### Dataset records
>> Begin

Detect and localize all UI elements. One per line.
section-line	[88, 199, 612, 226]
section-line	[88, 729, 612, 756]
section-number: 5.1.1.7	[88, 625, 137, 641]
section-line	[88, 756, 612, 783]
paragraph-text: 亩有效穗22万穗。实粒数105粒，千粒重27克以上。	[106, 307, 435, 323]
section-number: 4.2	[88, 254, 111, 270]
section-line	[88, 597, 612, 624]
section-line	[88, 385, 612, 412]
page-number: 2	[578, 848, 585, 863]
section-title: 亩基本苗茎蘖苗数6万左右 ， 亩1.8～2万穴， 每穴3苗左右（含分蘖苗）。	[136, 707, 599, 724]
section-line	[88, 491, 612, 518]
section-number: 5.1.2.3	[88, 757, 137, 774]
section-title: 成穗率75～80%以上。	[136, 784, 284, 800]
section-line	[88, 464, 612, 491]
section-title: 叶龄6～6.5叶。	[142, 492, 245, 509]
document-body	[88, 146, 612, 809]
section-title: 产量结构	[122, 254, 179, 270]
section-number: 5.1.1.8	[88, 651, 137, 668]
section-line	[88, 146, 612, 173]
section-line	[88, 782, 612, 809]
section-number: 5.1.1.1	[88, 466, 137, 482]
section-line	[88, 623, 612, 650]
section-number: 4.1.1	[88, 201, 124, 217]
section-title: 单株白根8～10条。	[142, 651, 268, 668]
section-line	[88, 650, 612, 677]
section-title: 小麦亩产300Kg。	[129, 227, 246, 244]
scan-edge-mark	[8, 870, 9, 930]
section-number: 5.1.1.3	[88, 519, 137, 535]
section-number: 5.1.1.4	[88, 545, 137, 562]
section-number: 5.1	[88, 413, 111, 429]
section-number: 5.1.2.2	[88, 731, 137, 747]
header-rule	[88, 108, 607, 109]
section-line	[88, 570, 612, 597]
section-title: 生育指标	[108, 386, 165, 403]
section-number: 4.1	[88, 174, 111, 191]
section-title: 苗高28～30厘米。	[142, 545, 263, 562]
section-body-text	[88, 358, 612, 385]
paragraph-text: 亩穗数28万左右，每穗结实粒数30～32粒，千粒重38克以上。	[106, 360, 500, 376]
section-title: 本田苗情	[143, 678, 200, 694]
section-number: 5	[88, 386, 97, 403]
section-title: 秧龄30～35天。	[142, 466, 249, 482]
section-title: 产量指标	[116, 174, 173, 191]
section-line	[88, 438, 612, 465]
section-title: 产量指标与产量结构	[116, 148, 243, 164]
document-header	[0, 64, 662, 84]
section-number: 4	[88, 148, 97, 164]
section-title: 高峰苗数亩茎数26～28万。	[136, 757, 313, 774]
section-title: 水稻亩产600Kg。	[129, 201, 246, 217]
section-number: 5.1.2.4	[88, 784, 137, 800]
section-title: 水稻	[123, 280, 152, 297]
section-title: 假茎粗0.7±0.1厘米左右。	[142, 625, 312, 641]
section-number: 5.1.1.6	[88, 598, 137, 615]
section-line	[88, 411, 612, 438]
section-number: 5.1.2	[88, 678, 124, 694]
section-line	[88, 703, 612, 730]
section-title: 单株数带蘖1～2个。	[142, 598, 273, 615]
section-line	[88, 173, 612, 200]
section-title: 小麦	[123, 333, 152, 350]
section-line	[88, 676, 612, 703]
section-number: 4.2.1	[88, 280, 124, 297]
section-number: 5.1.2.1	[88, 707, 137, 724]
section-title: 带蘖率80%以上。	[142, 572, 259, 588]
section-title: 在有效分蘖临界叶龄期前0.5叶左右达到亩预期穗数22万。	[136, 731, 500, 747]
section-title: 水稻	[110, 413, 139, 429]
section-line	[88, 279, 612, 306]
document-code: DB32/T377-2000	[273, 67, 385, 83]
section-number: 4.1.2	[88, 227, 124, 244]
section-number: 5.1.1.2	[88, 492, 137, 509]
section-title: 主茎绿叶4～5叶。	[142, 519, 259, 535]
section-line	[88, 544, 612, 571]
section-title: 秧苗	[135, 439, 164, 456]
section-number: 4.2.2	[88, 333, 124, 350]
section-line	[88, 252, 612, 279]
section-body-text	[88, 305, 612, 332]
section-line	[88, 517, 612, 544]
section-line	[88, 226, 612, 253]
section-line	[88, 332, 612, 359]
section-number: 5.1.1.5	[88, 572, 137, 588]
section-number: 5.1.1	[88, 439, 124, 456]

>> End
>> Begin

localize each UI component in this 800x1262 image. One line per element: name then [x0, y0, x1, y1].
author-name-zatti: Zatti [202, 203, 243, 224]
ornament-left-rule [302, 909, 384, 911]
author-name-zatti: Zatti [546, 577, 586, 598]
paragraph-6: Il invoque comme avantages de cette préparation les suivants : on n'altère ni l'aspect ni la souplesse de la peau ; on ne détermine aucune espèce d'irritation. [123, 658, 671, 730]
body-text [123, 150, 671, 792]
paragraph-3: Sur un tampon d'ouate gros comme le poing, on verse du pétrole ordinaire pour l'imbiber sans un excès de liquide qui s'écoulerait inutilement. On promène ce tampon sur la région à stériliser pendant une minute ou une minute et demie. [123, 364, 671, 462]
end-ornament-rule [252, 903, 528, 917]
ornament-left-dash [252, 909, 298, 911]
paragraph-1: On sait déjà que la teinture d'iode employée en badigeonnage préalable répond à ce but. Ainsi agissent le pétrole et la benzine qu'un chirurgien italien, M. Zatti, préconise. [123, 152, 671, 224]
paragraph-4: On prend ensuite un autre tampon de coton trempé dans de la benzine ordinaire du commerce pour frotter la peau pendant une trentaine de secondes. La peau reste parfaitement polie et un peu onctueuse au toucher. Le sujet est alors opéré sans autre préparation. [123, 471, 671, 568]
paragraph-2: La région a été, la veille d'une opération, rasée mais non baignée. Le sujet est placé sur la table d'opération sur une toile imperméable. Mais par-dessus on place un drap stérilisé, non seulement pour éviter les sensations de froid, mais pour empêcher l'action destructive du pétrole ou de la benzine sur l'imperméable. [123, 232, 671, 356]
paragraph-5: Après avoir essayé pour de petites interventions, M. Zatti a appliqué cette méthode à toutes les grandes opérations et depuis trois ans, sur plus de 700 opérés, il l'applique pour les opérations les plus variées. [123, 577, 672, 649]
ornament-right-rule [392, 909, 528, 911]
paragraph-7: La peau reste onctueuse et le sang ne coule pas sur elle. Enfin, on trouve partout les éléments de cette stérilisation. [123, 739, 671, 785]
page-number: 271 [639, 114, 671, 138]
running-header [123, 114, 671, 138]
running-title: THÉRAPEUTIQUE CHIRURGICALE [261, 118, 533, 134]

>> End
>> Begin

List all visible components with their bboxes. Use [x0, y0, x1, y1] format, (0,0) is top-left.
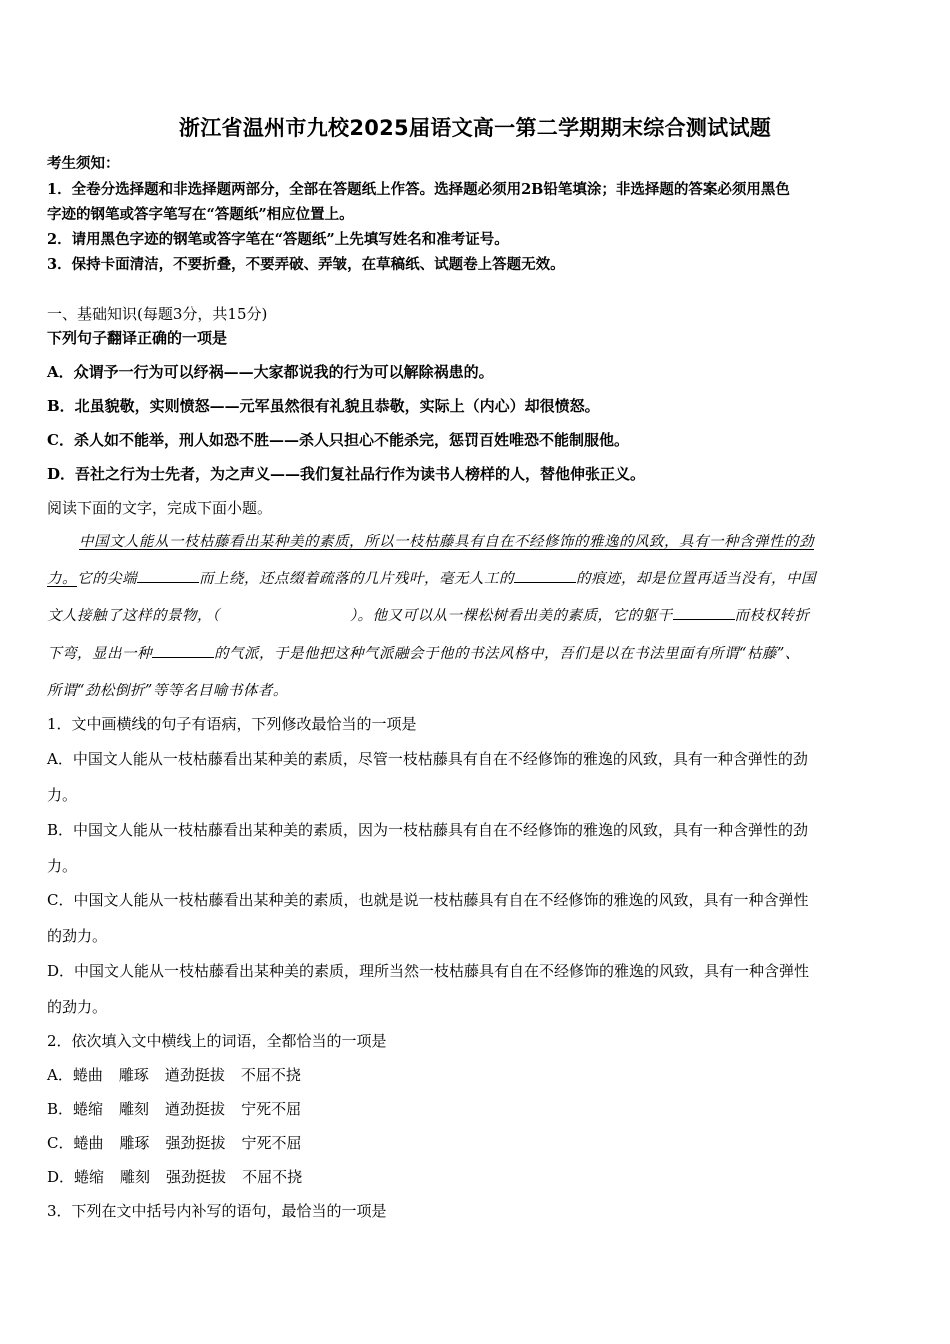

>> End

### Task brief
Reproduce the rows from the line containing "Detect and localize" through the line containing "782, 612, 809]", including both of those lines.

### Full response
Detect and localize all UI elements. One per line.
section-line	[88, 199, 612, 226]
section-line	[88, 729, 612, 756]
section-number: 5.1.1.7	[88, 625, 137, 641]
section-line	[88, 756, 612, 783]
paragraph-text: 亩有效穗22万穗。实粒数105粒，千粒重27克以上。	[106, 307, 435, 323]
section-number: 4.2	[88, 254, 111, 270]
section-line	[88, 597, 612, 624]
section-line	[88, 385, 612, 412]
page-number: 2	[578, 848, 585, 863]
section-title: 亩基本苗茎蘖苗数6万左右 ， 亩1.8～2万穴， 每穴3苗左右（含分蘖苗）。	[136, 707, 599, 724]
section-line	[88, 491, 612, 518]
section-number: 5.1.2.3	[88, 757, 137, 774]
section-title: 成穗率75～80%以上。	[136, 784, 284, 800]
section-line	[88, 464, 612, 491]
section-title: 叶龄6～6.5叶。	[142, 492, 245, 509]
document-body	[88, 146, 612, 809]
section-title: 产量结构	[122, 254, 179, 270]
section-number: 5.1.1.8	[88, 651, 137, 668]
section-line	[88, 146, 612, 173]
section-line	[88, 782, 612, 809]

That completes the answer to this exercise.